_SHORT EXERCISE_
Show each line that has the string "Project" in it.

-- START OF DATA TO USE --

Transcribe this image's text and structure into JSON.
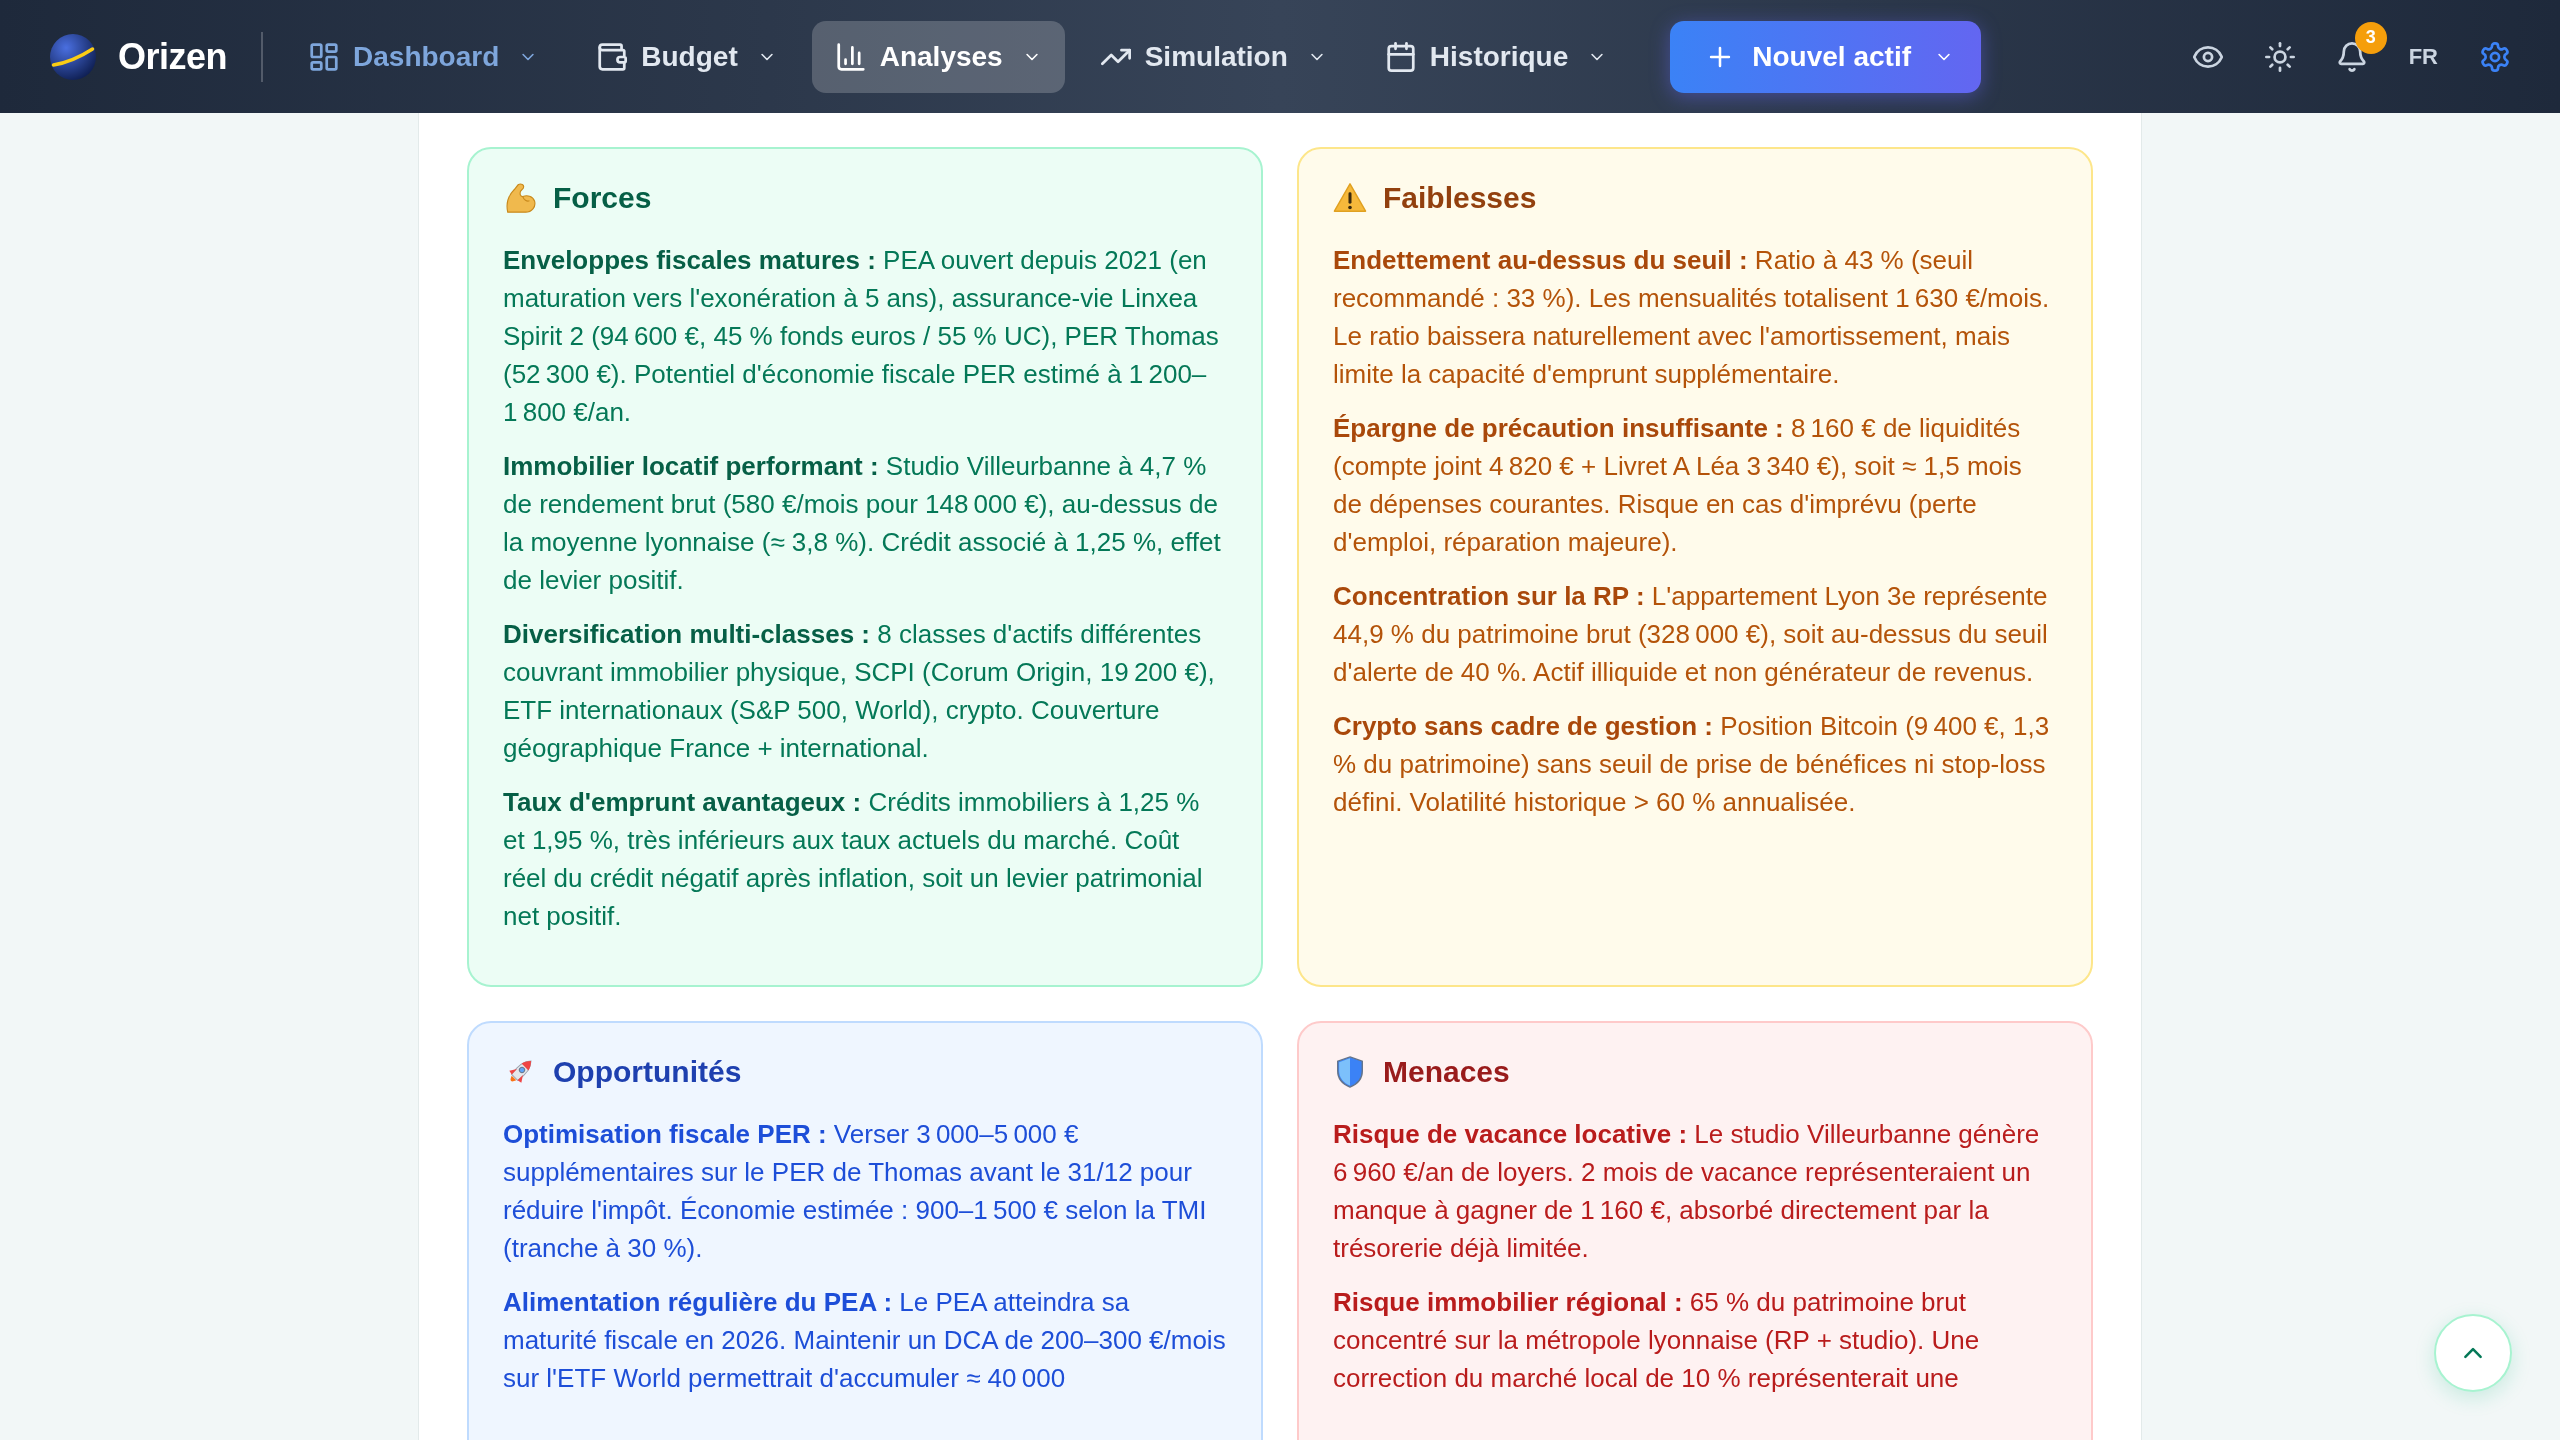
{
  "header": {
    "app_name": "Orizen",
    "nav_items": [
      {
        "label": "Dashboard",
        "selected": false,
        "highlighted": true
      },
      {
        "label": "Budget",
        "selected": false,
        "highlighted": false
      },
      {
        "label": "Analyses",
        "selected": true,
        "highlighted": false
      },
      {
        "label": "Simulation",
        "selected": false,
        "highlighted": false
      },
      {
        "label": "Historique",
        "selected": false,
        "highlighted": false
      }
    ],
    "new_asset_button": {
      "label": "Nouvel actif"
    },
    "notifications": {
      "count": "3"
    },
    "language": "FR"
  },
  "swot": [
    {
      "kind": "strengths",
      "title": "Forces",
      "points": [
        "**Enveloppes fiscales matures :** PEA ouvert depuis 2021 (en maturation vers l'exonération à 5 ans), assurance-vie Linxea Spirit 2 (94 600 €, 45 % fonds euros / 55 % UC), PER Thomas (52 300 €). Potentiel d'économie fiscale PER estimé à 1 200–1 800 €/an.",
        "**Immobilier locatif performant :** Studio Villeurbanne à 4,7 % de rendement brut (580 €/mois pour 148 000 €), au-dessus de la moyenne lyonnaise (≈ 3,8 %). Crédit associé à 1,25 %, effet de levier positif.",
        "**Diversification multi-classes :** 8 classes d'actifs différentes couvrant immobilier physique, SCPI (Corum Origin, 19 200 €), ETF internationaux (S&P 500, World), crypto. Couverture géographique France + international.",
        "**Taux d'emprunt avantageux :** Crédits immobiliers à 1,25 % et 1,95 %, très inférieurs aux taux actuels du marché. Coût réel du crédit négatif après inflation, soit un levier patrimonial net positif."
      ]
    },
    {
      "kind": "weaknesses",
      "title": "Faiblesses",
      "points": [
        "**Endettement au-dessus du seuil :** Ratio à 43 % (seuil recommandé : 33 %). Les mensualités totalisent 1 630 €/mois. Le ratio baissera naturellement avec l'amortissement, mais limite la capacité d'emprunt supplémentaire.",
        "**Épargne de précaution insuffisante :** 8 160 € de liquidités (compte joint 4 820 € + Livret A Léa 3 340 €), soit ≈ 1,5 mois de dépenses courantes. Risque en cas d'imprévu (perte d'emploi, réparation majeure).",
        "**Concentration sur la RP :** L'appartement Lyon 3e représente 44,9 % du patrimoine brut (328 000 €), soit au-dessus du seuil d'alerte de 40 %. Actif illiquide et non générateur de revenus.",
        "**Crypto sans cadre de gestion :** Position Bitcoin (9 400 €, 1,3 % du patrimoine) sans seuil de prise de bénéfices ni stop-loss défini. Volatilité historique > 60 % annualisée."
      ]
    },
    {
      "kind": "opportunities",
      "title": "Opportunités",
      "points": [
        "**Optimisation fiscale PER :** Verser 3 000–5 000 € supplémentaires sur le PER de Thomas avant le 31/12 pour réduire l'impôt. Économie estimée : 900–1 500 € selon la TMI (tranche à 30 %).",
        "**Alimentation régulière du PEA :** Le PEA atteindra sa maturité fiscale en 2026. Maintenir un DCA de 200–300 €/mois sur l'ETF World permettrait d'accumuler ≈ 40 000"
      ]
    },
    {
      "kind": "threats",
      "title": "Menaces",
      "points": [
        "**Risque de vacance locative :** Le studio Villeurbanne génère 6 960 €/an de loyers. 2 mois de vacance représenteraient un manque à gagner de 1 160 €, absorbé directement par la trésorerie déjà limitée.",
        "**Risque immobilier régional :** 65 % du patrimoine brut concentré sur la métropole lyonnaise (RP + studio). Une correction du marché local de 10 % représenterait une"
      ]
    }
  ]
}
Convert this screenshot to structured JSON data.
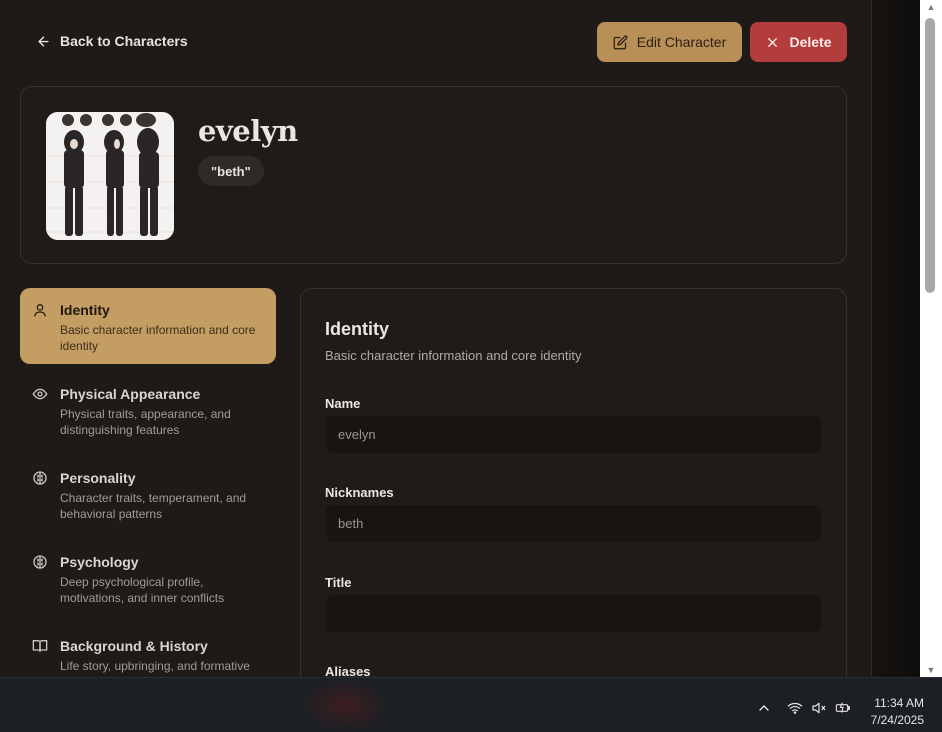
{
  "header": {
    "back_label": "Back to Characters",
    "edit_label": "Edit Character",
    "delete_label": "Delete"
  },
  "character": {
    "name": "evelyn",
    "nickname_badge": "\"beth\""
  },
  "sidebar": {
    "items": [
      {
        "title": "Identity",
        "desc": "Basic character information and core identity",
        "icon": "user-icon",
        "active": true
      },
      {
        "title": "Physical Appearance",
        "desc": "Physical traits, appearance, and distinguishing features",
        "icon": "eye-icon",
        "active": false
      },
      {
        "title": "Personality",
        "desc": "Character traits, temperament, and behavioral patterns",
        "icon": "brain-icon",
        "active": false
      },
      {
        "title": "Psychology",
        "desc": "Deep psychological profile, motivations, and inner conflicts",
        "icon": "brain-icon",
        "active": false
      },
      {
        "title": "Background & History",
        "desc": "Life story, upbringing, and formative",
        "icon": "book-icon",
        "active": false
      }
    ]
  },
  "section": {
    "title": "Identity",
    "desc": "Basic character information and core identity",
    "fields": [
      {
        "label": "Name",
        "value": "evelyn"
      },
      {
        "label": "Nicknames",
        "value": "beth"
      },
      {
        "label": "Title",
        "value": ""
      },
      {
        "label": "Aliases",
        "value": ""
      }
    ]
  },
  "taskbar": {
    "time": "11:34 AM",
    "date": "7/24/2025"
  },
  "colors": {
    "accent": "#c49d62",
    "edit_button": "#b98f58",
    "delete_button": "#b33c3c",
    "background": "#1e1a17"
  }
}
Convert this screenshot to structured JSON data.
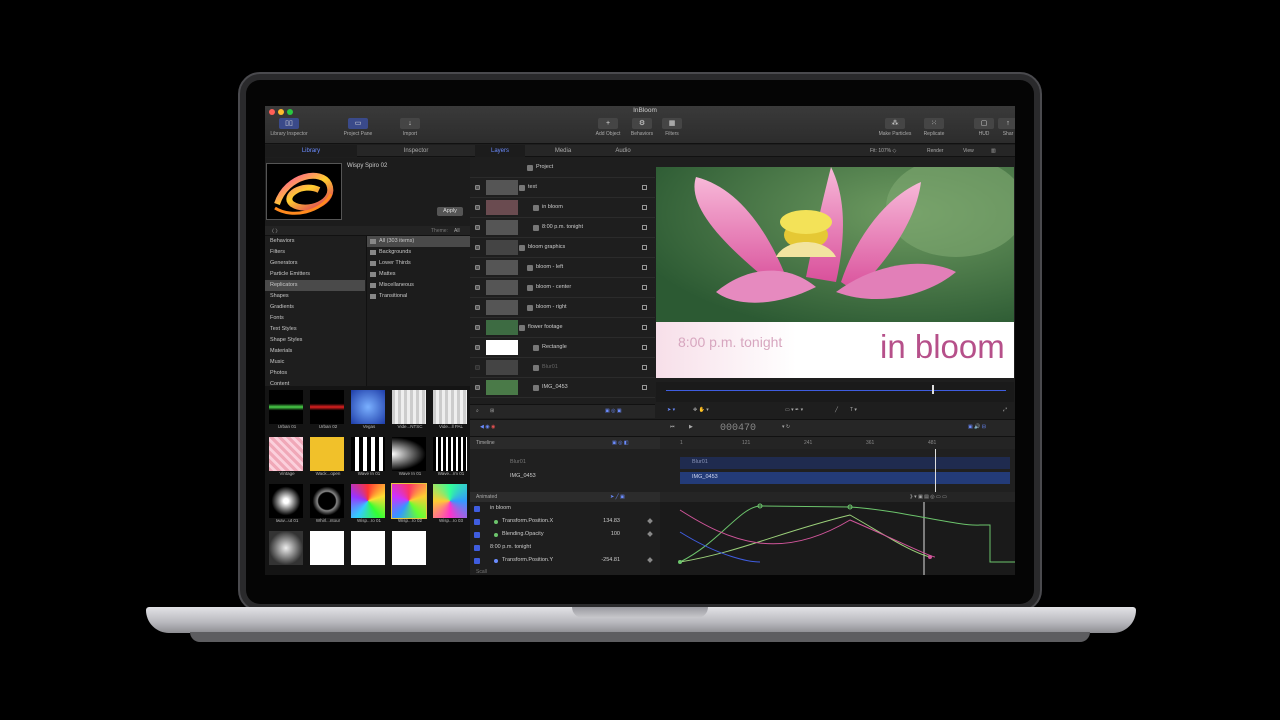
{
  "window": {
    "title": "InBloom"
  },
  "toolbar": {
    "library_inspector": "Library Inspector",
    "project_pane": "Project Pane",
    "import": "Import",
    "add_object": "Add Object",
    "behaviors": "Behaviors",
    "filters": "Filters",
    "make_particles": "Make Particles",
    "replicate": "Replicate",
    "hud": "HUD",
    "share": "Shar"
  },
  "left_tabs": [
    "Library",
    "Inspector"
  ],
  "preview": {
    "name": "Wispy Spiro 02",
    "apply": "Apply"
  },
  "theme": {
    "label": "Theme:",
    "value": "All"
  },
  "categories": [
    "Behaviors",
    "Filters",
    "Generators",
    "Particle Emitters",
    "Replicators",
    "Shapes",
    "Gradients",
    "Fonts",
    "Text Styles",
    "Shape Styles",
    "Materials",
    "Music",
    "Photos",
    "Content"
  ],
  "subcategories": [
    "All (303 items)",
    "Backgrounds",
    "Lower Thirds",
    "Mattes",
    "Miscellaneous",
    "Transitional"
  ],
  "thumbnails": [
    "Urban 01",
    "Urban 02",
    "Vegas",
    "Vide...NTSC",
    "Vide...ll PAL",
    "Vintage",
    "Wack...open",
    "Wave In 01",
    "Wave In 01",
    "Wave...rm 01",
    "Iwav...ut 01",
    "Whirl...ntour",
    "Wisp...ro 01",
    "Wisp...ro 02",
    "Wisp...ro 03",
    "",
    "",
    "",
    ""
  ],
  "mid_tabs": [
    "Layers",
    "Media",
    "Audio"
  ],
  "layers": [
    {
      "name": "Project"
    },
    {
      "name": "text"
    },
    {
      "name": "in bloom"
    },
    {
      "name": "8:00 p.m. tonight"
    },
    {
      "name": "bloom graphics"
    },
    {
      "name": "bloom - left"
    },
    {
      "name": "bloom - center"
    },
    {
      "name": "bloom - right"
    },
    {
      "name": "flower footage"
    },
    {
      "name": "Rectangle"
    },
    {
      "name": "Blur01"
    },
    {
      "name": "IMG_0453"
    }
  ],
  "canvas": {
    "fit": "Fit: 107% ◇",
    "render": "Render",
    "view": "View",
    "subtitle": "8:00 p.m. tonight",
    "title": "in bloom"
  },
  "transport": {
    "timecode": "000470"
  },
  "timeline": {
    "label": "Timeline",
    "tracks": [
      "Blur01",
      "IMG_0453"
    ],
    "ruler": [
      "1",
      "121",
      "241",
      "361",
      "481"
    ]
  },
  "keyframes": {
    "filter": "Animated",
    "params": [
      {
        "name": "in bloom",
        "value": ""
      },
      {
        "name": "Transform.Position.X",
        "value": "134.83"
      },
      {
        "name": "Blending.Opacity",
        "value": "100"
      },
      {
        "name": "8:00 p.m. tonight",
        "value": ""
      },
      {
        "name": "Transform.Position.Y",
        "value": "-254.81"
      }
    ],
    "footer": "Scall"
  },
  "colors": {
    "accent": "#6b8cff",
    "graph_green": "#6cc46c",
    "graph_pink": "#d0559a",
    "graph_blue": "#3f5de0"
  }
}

-- END OF DATA TO USE --

_FINAL RESULT_
    "project_pane": "Project Pane",
      "name": "Project"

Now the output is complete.